- [What is expected]
Leaving out the pictures, retype all the material exactly.

[Stored data]

=-=-=

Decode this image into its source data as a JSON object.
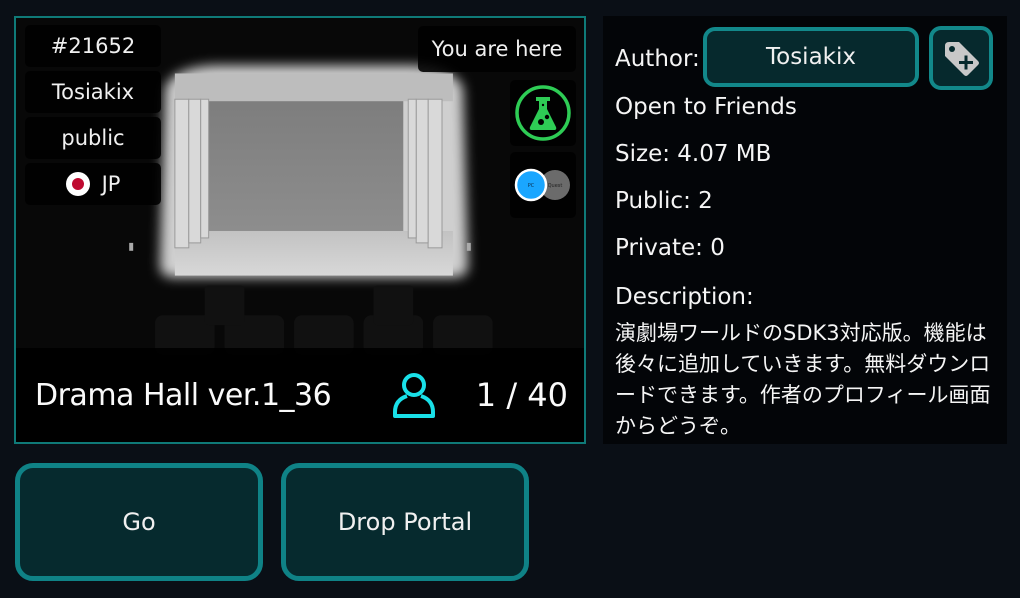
{
  "world_card": {
    "instance_id": "#21652",
    "owner": "Tosiakix",
    "access": "public",
    "region": {
      "code": "JP",
      "flag_icon": "japan-flag-icon"
    },
    "location_label": "You are here",
    "labs_badge_icon": "flask-icon",
    "platforms": [
      {
        "label": "PC",
        "color": "#1aa6ff",
        "active": true
      },
      {
        "label": "Quest",
        "color": "#6b6b6b",
        "active": false
      }
    ],
    "world_name": "Drama Hall ver.1_36",
    "occupancy": "1 / 40",
    "occupancy_icon": "user-icon"
  },
  "details": {
    "author_label": "Author:",
    "author_name": "Tosiakix",
    "add_tag_icon": "tag-plus-icon",
    "instance_type": "Open to Friends",
    "size": "Size: 4.07 MB",
    "public": "Public: 2",
    "private": "Private: 0",
    "description_label": "Description:",
    "description": "演劇場ワールドのSDK3対応版。機能は後々に追加していきます。無料ダウンロードできます。作者のプロフィール画面からどうぞ。"
  },
  "actions": {
    "go_label": "Go",
    "drop_portal_label": "Drop Portal"
  },
  "colors": {
    "accent": "#12888a",
    "button_bg": "#06292d",
    "labs_green": "#2ecc55",
    "occupancy_cyan": "#19e0e8",
    "background": "#0a0f16"
  }
}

=-=-=

- [Result for this exercise]
Decode this image into its source data as a JSON object.
{
  "world_card": {
    "instance_id": "#21652",
    "owner": "Tosiakix",
    "access": "public",
    "region": {
      "code": "JP",
      "flag_icon": "japan-flag-icon"
    },
    "location_label": "You are here",
    "labs_badge_icon": "flask-icon",
    "platforms": [
      {
        "label": "PC",
        "color": "#1aa6ff",
        "active": true
      },
      {
        "label": "Quest",
        "color": "#6b6b6b",
        "active": false
      }
    ],
    "world_name": "Drama Hall ver.1_36",
    "occupancy": "1 / 40",
    "occupancy_icon": "user-icon"
  },
  "details": {
    "author_label": "Author:",
    "author_name": "Tosiakix",
    "add_tag_icon": "tag-plus-icon",
    "instance_type": "Open to Friends",
    "size": "Size: 4.07 MB",
    "public": "Public: 2",
    "private": "Private: 0",
    "description_label": "Description:",
    "description": "演劇場ワールドのSDK3対応版。機能は後々に追加していきます。無料ダウンロードできます。作者のプロフィール画面からどうぞ。"
  },
  "actions": {
    "go_label": "Go",
    "drop_portal_label": "Drop Portal"
  },
  "colors": {
    "accent": "#12888a",
    "button_bg": "#06292d",
    "labs_green": "#2ecc55",
    "occupancy_cyan": "#19e0e8",
    "background": "#0a0f16"
  }
}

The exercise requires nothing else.